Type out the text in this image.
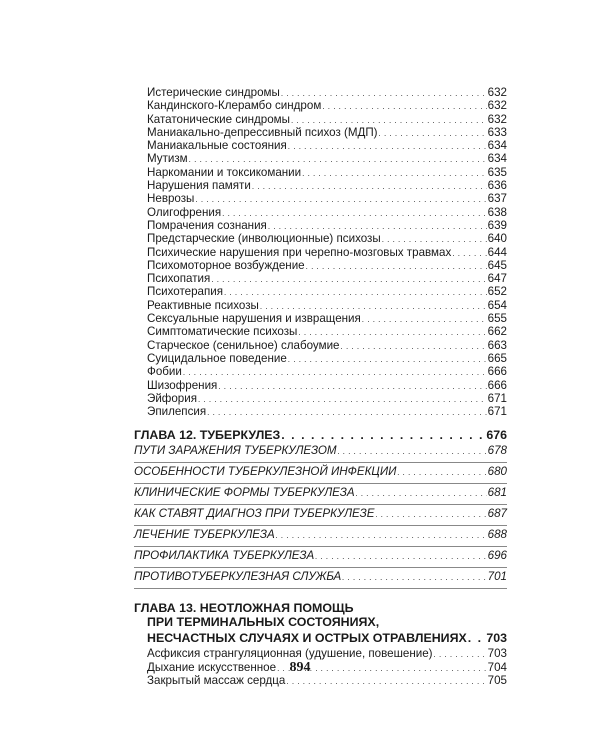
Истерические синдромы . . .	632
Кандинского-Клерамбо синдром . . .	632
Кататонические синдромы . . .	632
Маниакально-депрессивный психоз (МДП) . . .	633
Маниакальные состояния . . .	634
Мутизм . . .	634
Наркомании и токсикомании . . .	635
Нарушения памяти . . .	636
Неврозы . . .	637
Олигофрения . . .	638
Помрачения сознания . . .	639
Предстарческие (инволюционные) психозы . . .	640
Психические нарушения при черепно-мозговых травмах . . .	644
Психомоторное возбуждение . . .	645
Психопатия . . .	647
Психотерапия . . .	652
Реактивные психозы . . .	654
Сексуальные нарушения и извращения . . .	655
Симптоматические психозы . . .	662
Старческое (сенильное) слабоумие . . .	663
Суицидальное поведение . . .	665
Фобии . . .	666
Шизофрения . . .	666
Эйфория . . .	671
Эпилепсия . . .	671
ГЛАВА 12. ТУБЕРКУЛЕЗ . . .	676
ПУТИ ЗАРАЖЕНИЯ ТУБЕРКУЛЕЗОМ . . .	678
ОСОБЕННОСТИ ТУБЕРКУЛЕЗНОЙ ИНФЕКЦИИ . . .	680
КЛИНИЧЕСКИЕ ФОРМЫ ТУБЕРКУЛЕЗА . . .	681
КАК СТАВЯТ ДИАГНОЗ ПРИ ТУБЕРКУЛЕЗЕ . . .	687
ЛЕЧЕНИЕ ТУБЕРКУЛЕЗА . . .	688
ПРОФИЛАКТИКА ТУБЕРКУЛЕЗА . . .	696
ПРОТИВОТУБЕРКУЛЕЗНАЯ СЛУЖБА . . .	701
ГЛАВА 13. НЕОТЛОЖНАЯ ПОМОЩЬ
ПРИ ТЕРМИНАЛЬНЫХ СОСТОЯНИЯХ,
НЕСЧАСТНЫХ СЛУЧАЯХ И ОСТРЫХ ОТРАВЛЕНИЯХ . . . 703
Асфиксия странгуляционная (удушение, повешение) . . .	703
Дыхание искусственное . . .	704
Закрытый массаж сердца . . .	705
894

== What you are asked to do ==
Except for the pictures, copy every line of the records above exactly.

== Solution to this problem ==
Type out the text in this image.
Истерические синдромы . . .	632
Кандинского-Клерамбо синдром . . .	632
Кататонические синдромы . . .	632
Маниакально-депрессивный психоз (МДП) . . .	633
Маниакальные состояния . . .	634
Мутизм . . .	634
Наркомании и токсикомании . . .	635
Нарушения памяти . . .	636
Неврозы . . .	637
Олигофрения . . .	638
Помрачения сознания . . .	639
Предстарческие (инволюционные) психозы . . .	640
Психические нарушения при черепно-мозговых травмах . . .	644
Психомоторное возбуждение . . .	645
Психопатия . . .	647
Психотерапия . . .	652
Реактивные психозы . . .	654
Сексуальные нарушения и извращения . . .	655
Симптоматические психозы . . .	662
Старческое (сенильное) слабоумие . . .	663
Суицидальное поведение . . .	665
Фобии . . .	666
Шизофрения . . .	666
Эйфория . . .	671
Эпилепсия . . .	671
ГЛАВА 12. ТУБЕРКУЛЕЗ . . .	676
ПУТИ ЗАРАЖЕНИЯ ТУБЕРКУЛЕЗОМ . . .	678
ОСОБЕННОСТИ ТУБЕРКУЛЕЗНОЙ ИНФЕКЦИИ . . .	680
КЛИНИЧЕСКИЕ ФОРМЫ ТУБЕРКУЛЕЗА . . .	681
КАК СТАВЯТ ДИАГНОЗ ПРИ ТУБЕРКУЛЕЗЕ . . .	687
ЛЕЧЕНИЕ ТУБЕРКУЛЕЗА . . .	688
ПРОФИЛАКТИКА ТУБЕРКУЛЕЗА . . .	696
ПРОТИВОТУБЕРКУЛЕЗНАЯ СЛУЖБА . . .	701
ГЛАВА 13. НЕОТЛОЖНАЯ ПОМОЩЬ
ПРИ ТЕРМИНАЛЬНЫХ СОСТОЯНИЯХ,
НЕСЧАСТНЫХ СЛУЧАЯХ И ОСТРЫХ ОТРАВЛЕНИЯХ . . . 703
Асфиксия странгуляционная (удушение, повешение) . . .	703
Дыхание искусственное . . .	704
Закрытый массаж сердца . . .	705
894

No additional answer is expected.